## Begin

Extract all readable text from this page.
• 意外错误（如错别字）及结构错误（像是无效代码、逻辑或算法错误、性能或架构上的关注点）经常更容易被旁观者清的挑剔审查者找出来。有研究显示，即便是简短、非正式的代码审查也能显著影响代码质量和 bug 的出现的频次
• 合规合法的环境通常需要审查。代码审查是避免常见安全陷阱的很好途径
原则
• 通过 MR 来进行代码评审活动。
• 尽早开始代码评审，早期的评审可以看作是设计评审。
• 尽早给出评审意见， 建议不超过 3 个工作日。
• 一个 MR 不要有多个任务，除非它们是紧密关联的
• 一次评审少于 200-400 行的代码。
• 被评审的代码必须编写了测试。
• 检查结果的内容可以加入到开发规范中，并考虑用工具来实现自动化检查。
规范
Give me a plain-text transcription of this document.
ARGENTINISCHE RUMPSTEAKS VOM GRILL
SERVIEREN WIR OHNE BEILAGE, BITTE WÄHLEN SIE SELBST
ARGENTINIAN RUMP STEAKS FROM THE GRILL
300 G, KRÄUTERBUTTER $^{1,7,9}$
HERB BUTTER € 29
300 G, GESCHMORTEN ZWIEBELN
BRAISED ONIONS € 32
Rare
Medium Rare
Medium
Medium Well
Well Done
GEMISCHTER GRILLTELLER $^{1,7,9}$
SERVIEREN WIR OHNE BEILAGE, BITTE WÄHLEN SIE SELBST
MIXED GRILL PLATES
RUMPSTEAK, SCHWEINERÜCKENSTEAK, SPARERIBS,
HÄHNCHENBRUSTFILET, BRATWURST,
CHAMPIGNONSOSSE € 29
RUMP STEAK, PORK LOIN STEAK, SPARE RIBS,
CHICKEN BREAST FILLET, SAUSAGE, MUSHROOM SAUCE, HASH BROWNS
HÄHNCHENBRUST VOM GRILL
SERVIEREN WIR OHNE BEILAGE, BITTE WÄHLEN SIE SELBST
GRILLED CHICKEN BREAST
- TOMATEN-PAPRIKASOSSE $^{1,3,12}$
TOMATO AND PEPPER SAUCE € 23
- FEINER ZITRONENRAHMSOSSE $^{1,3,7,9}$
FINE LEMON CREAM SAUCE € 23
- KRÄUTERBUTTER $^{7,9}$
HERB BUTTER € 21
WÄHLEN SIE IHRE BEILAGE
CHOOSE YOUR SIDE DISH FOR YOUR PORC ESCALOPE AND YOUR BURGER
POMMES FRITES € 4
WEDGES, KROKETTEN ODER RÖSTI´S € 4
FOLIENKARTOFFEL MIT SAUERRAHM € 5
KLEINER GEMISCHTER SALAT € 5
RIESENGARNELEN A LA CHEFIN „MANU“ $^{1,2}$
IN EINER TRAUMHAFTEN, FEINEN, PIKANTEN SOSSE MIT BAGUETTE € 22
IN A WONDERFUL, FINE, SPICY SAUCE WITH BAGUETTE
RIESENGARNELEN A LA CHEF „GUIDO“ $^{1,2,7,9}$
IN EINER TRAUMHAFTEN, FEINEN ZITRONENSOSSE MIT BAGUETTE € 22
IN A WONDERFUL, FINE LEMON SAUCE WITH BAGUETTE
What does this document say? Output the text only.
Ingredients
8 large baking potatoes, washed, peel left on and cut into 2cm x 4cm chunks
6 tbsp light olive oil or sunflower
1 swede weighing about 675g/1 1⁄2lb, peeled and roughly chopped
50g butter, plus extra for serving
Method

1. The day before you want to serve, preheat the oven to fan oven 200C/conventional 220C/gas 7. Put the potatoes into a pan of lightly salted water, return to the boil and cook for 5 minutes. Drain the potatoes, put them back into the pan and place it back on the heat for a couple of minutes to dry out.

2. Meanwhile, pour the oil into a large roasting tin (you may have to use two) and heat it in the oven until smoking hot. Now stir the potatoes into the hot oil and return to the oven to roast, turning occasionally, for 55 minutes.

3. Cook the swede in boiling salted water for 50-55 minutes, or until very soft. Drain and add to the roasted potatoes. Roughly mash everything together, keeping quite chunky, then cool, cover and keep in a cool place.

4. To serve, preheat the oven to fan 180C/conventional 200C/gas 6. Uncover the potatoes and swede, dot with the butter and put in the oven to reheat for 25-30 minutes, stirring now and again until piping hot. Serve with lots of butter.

## End

Work required
Copy out every line of the data above, exactly as given.

Task response
Extract all readable text from this page.
• 意外错误（如错别字）及结构错误（像是无效代码、逻辑或算法错误、性能或架构上的关注点）经常更容易被旁观者清的挑剔审查者找出来。有研究显示，即便是简短、非正式的代码审查也能显著影响代码质量和 bug 的出现的频次
• 合规合法的环境通常需要审查。代码审查是避免常见安全陷阱的很好途径
原则
• 通过 MR 来进行代码评审活动。
• 尽早开始代码评审，早期的评审可以看作是设计评审。
• 尽早给出评审意见， 建议不超过 3 个工作日。
• 一个 MR 不要有多个任务，除非它们是紧密关联的
• 一次评审少于 200-400 行的代码。
• 被评审的代码必须编写了测试。
• 检查结果的内容可以加入到开发规范中，并考虑用工具来实现自动化检查。
规范
Give me a plain-text transcription of this document.
ARGENTINISCHE RUMPSTEAKS VOM GRILL
SERVIEREN WIR OHNE BEILAGE, BITTE WÄHLEN SIE SELBST
ARGENTINIAN RUMP STEAKS FROM THE GRILL
300 G, KRÄUTERBUTTER $^{1,7,9}$
HERB BUTTER € 29
300 G, GESCHMORTEN ZWIEBELN
BRAISED ONIONS € 32
Rare
Medium Rare
Medium
Medium Well
Well Done
GEMISCHTER GRILLTELLER $^{1,7,9}$
SERVIEREN WIR OHNE BEILAGE, BITTE WÄHLEN SIE SELBST
MIXED GRILL PLATES
RUMPSTEAK, SCHWEINERÜCKENSTEAK, SPARERIBS,
HÄHNCHENBRUSTFILET, BRATWURST,
CHAMPIGNONSOSSE € 29
RUMP STEAK, PORK LOIN STEAK, SPARE RIBS,
CHICKEN BREAST FILLET, SAUSAGE, MUSHROOM SAUCE, HASH BROWNS
HÄHNCHENBRUST VOM GRILL
SERVIEREN WIR OHNE BEILAGE, BITTE WÄHLEN SIE SELBST
GRILLED CHICKEN BREAST
- TOMATEN-PAPRIKASOSSE $^{1,3,12}$
TOMATO AND PEPPER SAUCE € 23
- FEINER ZITRONENRAHMSOSSE $^{1,3,7,9}$
FINE LEMON CREAM SAUCE € 23
- KRÄUTERBUTTER $^{7,9}$
HERB BUTTER € 21
WÄHLEN SIE IHRE BEILAGE
CHOOSE YOUR SIDE DISH FOR YOUR PORC ESCALOPE AND YOUR BURGER
POMMES FRITES € 4
WEDGES, KROKETTEN ODER RÖSTI´S € 4
FOLIENKARTOFFEL MIT SAUERRAHM € 5
KLEINER GEMISCHTER SALAT € 5
RIESENGARNELEN A LA CHEFIN „MANU“ $^{1,2}$
IN EINER TRAUMHAFTEN, FEINEN, PIKANTEN SOSSE MIT BAGUETTE € 22
IN A WONDERFUL, FINE, SPICY SAUCE WITH BAGUETTE
RIESENGARNELEN A LA CHEF „GUIDO“ $^{1,2,7,9}$
IN EINER TRAUMHAFTEN, FEINEN ZITRONENSOSSE MIT BAGUETTE € 22
IN A WONDERFUL, FINE LEMON SAUCE WITH BAGUETTE
What does this document say? Output the text only.
Ingredients
8 large baking potatoes, washed, peel left on and cut into 2cm x 4cm chunks
6 tbsp light olive oil or sunflower
1 swede weighing about 675g/1 1⁄2lb, peeled and roughly chopped
50g butter, plus extra for serving
Method

1. The day before you want to serve, preheat the oven to fan oven 200C/conventional 220C/gas 7. Put the potatoes into a pan of lightly salted water, return to the boil and cook for 5 minutes. Drain the potatoes, put them back into the pan and place it back on the heat for a couple of minutes to dry out.

2. Meanwhile, pour the oil into a large roasting tin (you may have to use two) and heat it in the oven until smoking hot. Now stir the potatoes into the hot oil and return to the oven to roast, turning occasionally, for 55 minutes.

3. Cook the swede in boiling salted water for 50-55 minutes, or until very soft. Drain and add to the roasted potatoes. Roughly mash everything together, keeping quite chunky, then cool, cover and keep in a cool place.

4. To serve, preheat the oven to fan 180C/conventional 200C/gas 6. Uncover the potatoes and swede, dot with the butter and put in the oven to reheat for 25-30 minutes, stirring now and again until piping hot. Serve with lots of butter.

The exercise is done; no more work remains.